• [Do this]:
Exactly reproduce all the records, keeping pictures out of the copy.

• [Listing]:
— start —

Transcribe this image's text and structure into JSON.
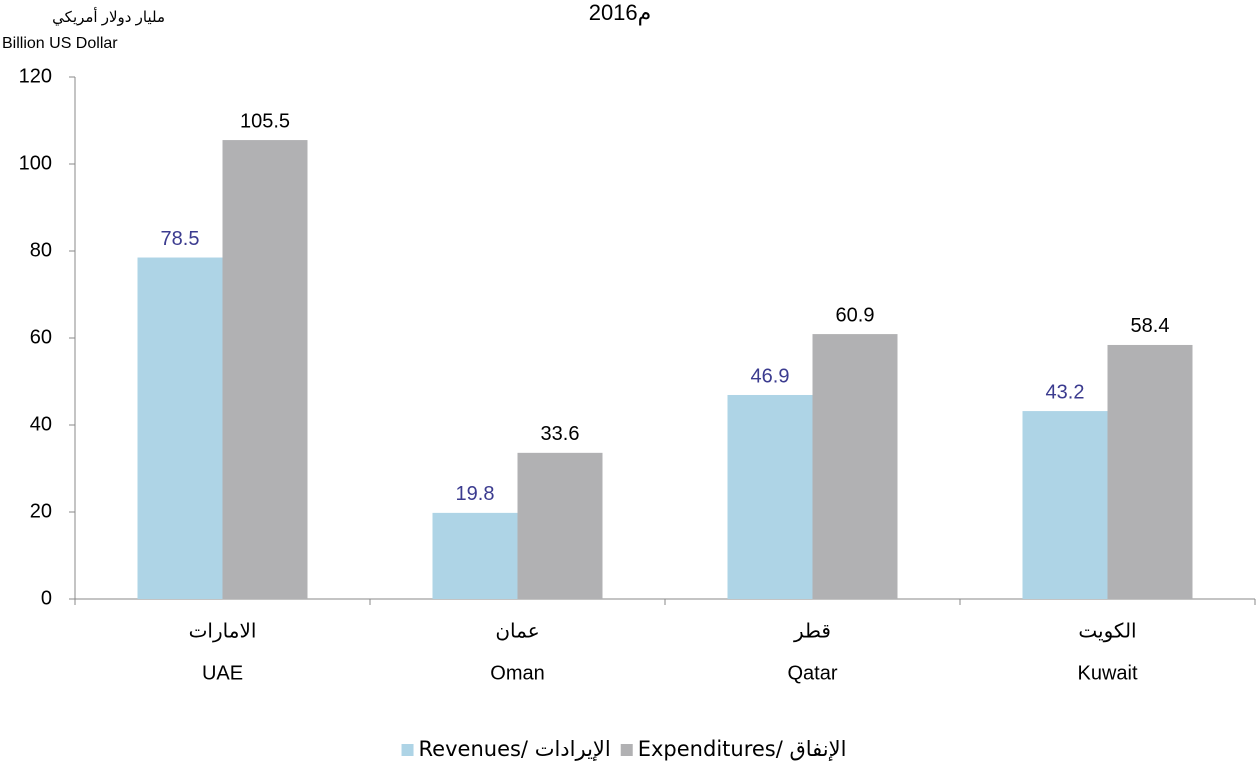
{
  "chart_data": {
    "type": "bar",
    "title": "2016م",
    "y_label_ar": "مليار دولار أمريكي",
    "y_label": "Billion  US Dollar",
    "categories": [
      "UAE",
      "Oman",
      "Qatar",
      "Kuwait"
    ],
    "categories_ar": [
      "الامارات",
      "عمان",
      "قطر",
      "الكويت"
    ],
    "series": [
      {
        "name": "Revenues/ الإيرادات",
        "color": "#aed4e6",
        "label_color": "#3b3b8f",
        "values": [
          78.5,
          19.8,
          46.9,
          43.2
        ]
      },
      {
        "name": "Expenditures/ الإنفاق",
        "color": "#b1b1b3",
        "label_color": "#000000",
        "values": [
          105.5,
          33.6,
          60.9,
          58.4
        ]
      }
    ],
    "ylim": [
      0,
      120
    ],
    "yticks": [
      0,
      20,
      40,
      60,
      80,
      100,
      120
    ],
    "grid": false,
    "legend": "bottom"
  }
}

— end —

• [Written response]:
Transcribe this image's text and structure into JSON.
{
  "chart_data": {
    "type": "bar",
    "title": "2016م",
    "y_label_ar": "مليار دولار أمريكي",
    "y_label": "Billion  US Dollar",
    "categories": [
      "UAE",
      "Oman",
      "Qatar",
      "Kuwait"
    ],
    "categories_ar": [
      "الامارات",
      "عمان",
      "قطر",
      "الكويت"
    ],
    "series": [
      {
        "name": "Revenues/ الإيرادات",
        "color": "#aed4e6",
        "label_color": "#3b3b8f",
        "values": [
          78.5,
          19.8,
          46.9,
          43.2
        ]
      },
      {
        "name": "Expenditures/ الإنفاق",
        "color": "#b1b1b3",
        "label_color": "#000000",
        "values": [
          105.5,
          33.6,
          60.9,
          58.4
        ]
      }
    ],
    "ylim": [
      0,
      120
    ],
    "yticks": [
      0,
      20,
      40,
      60,
      80,
      100,
      120
    ],
    "grid": false,
    "legend": "bottom"
  }
}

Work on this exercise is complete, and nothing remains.